Nguyen Vu Hung writes:
 > Dear Professor,

Wash your mouth out with soap!

 > > The BSA's numbers can be characterized as the bottom rung of "lies,
 > > damn lies, and statistics".  I just don't trust their numbers.

 > I couldn't find any other sources to cite.
 > A bad reported number is better nothing right?

Depends.  In this case it is because you use it to back up an even
higher estimate.

 > > Well, aside from the legal liability, *if* you have moderately skilled
 > > people, it's much easier, cheaper, and more reliable to automate
 > > common tasks with *nix systems.

 > We don't have such resources.
 > 
 > Google could do it because most of their staffs have a MA+ or MS+
 > degree, if not PhD.

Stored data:
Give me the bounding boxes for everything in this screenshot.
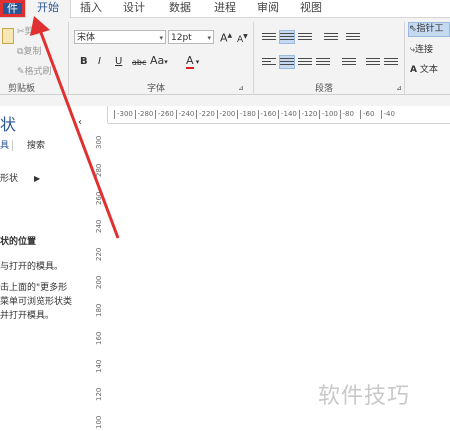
watermark: 软件技巧: [318, 384, 411, 409]
arrow-head: [30, 16, 50, 36]
annotation-arrow: [30, 16, 120, 239]
arrow-shaft: [38, 29, 120, 239]
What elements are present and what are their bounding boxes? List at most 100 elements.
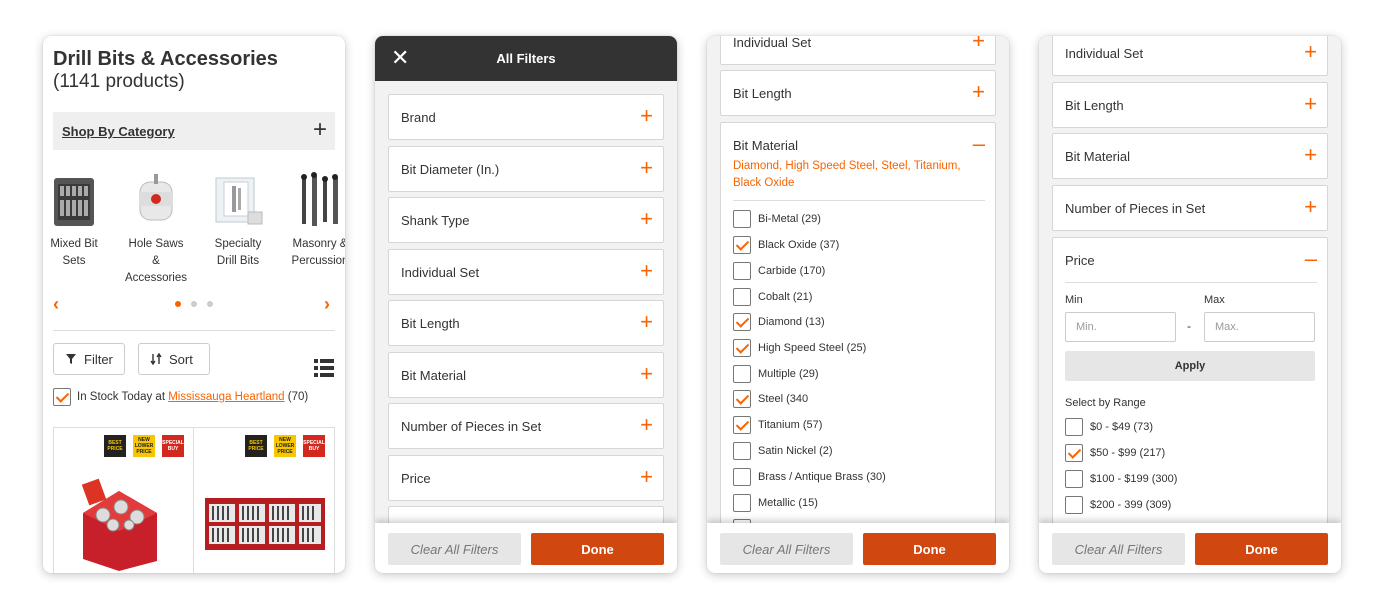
option-diamond[interactable]: Diamond (13) <box>733 313 825 331</box>
range-0-49[interactable]: $0 - $49 (73) <box>1065 418 1153 436</box>
sort-button[interactable]: Sort <box>138 343 210 375</box>
filter-number-of-pieces[interactable]: Number of Pieces in Set + <box>388 403 664 449</box>
shop-by-category-label: Shop By Category <box>62 124 175 139</box>
option-label: Steel (340 <box>758 393 809 405</box>
filter-bit-diameter[interactable]: Bit Diameter (In.) + <box>388 146 664 192</box>
filter-number-of-pieces[interactable]: Number of Pieces in Set + <box>1052 185 1328 231</box>
chevron-left-icon[interactable]: ‹ <box>53 294 59 315</box>
option-brass[interactable]: Brass / Antique Brass (30) <box>733 468 886 486</box>
category-mixed-bit-sets[interactable]: Mixed Bit Sets <box>43 172 108 270</box>
all-filters-screen: ✕ All Filters Brand + Bit Diameter (In.) +… <box>375 36 677 573</box>
hole-saw-kit-image[interactable] <box>77 473 161 573</box>
filter-label: Bit Diameter (In.) <box>401 162 500 177</box>
filter-individual-set[interactable]: Individual Set + <box>388 249 664 295</box>
checkbox[interactable] <box>733 416 751 434</box>
option-titanium[interactable]: Titanium (57) <box>733 416 822 434</box>
clear-all-filters-button[interactable]: Clear All Filters <box>720 533 853 565</box>
min-price-input[interactable]: Min. <box>1065 312 1176 342</box>
carousel-dot-active[interactable] <box>175 301 181 307</box>
filter-button[interactable]: Filter <box>53 343 125 375</box>
done-button[interactable]: Done <box>863 533 996 565</box>
plus-icon[interactable]: + <box>972 80 985 104</box>
filter-bit-length[interactable]: Bit Length + <box>1052 82 1328 128</box>
checkbox[interactable] <box>733 365 751 383</box>
checkbox[interactable] <box>733 339 751 357</box>
plus-icon[interactable]: + <box>1304 143 1317 167</box>
filter-brand[interactable]: Brand + <box>388 94 664 140</box>
done-button[interactable]: Done <box>1195 533 1328 565</box>
option-carbide[interactable]: Carbide (170) <box>733 262 825 280</box>
option-label: Cobalt (21) <box>758 291 813 303</box>
filter-individual-set[interactable]: Individual Set + <box>720 36 996 65</box>
plus-icon[interactable]: + <box>640 207 653 231</box>
filter-bit-material[interactable]: Bit Material + <box>388 352 664 398</box>
category-specialty-drill-bits[interactable]: Specialty Drill Bits <box>204 172 272 270</box>
option-metallic[interactable]: Metallic (15) <box>733 494 818 512</box>
option-steel[interactable]: Steel (340 <box>733 390 808 408</box>
filter-bit-material[interactable]: Bit Material + <box>1052 133 1328 179</box>
filter-bit-length[interactable]: Bit Length + <box>388 300 664 346</box>
range-50-99[interactable]: $50 - $99 (217) <box>1065 444 1165 462</box>
checkbox[interactable] <box>733 262 751 280</box>
clear-all-filters-button[interactable]: Clear All Filters <box>1052 533 1185 565</box>
plus-icon[interactable]: + <box>640 104 653 128</box>
plus-icon[interactable]: + <box>972 36 985 53</box>
checkbox[interactable] <box>733 288 751 306</box>
plus-icon[interactable]: + <box>640 259 653 283</box>
shop-by-category-bar[interactable]: Shop By Category + <box>53 112 335 150</box>
checkbox[interactable] <box>733 468 751 486</box>
filter-bit-length[interactable]: Bit Length + <box>720 70 996 116</box>
carousel-dot[interactable] <box>207 301 213 307</box>
checkbox[interactable] <box>1065 470 1083 488</box>
option-satin-nickel[interactable]: Satin Nickel (2) <box>733 442 833 460</box>
plus-icon[interactable]: + <box>640 413 653 437</box>
option-high-speed-steel[interactable]: High Speed Steel (25) <box>733 339 866 357</box>
filter-label: Brand <box>401 110 436 125</box>
minus-icon[interactable]: – <box>973 132 985 156</box>
plus-icon[interactable]: + <box>640 362 653 386</box>
bit-set-image[interactable] <box>203 494 327 554</box>
store-link[interactable]: Mississauga Heartland <box>168 391 284 403</box>
filter-shank-type[interactable]: Shank Type + <box>388 197 664 243</box>
filter-price[interactable]: Price + <box>388 455 664 501</box>
checkbox[interactable] <box>1065 496 1083 514</box>
plus-icon[interactable]: + <box>640 310 653 334</box>
category-masonry-percussion[interactable]: Masonry & Percussion <box>286 172 345 270</box>
in-stock-checkbox[interactable] <box>53 388 71 406</box>
checkbox[interactable] <box>733 390 751 408</box>
carousel-dot[interactable] <box>191 301 197 307</box>
plus-icon[interactable]: + <box>640 156 653 180</box>
minus-icon[interactable]: – <box>1305 247 1317 271</box>
checkbox[interactable] <box>733 442 751 460</box>
range-label: $0 - $49 (73) <box>1090 421 1153 433</box>
list-view-icon[interactable] <box>314 358 334 378</box>
apply-button[interactable]: Apply <box>1065 351 1315 381</box>
checkbox[interactable] <box>733 494 751 512</box>
category-hole-saws[interactable]: Hole Saws & Accessories <box>122 172 190 287</box>
filter-label: Shank Type <box>401 213 470 228</box>
option-multiple[interactable]: Multiple (29) <box>733 365 819 383</box>
plus-icon[interactable]: + <box>1304 92 1317 116</box>
checkbox[interactable] <box>733 313 751 331</box>
option-bi-metal[interactable]: Bi-Metal (29) <box>733 210 821 228</box>
plus-icon[interactable]: + <box>313 118 327 142</box>
plus-icon[interactable]: + <box>1304 195 1317 219</box>
done-button[interactable]: Done <box>531 533 664 565</box>
checkbox[interactable] <box>1065 444 1083 462</box>
in-stock-filter[interactable]: In Stock Today at Mississauga Heartland … <box>53 388 308 406</box>
plus-icon[interactable]: + <box>640 465 653 489</box>
option-black-oxide[interactable]: Black Oxide (37) <box>733 236 839 254</box>
clear-all-filters-button[interactable]: Clear All Filters <box>388 533 521 565</box>
range-100-199[interactable]: $100 - $199 (300) <box>1065 470 1177 488</box>
plus-icon[interactable]: + <box>1304 40 1317 64</box>
filter-individual-set[interactable]: Individual Set + <box>1052 36 1328 76</box>
option-cobalt[interactable]: Cobalt (21) <box>733 288 812 306</box>
max-price-input[interactable]: Max. <box>1204 312 1315 342</box>
chevron-right-icon[interactable]: › <box>324 294 330 315</box>
checkbox[interactable] <box>733 236 751 254</box>
checkbox[interactable] <box>733 210 751 228</box>
filter-label: Individual Set <box>401 265 480 280</box>
checkbox[interactable] <box>1065 418 1083 436</box>
filter-bit-material-expanded: Bit Material – Diamond, High Speed Steel… <box>720 122 996 542</box>
range-200-399[interactable]: $200 - 399 (309) <box>1065 496 1171 514</box>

REQUIRED WORK:
**A)** According to the email exchange, why could Google automate tasks when the writer's side couldn't?
**B)** Write the next part of the email exchange, picking up after its final line.
The stored data isn't needed for anything here.

ANSWERS TO THE EXERCISES:
**A)** Most of Google's staff have an MA+ or MS+ degree, if not a PhD.

**B)**
Actually, the people I know at Google barely got their bachelor's
degrees (in one case because he was already employed by Sun, in the
other because the problems she was facing at the help desk of a major
supercomputer center were a lot more interesting than the ones posted
by the CS teaching staff ;)  The kind of people you need for workflow
optimization tend to be self-trained hackers rather than professional
software engineers.w

The best way to get such resources is to find people who might turn
into hackers, and put them in an OSS environment.  They'll grow like
weed.

 > I don't have the latest statistic but 10 years ago, 90% of the population
 > here is farmer and/or unemployed :)

I know things have changed a lot there in ten years, though.  Eg,
Vietnam comes up in the Nikkei a lot, as a market now, by contrast
with 10 years ago when it was a very cheap place to put low-tech
factories.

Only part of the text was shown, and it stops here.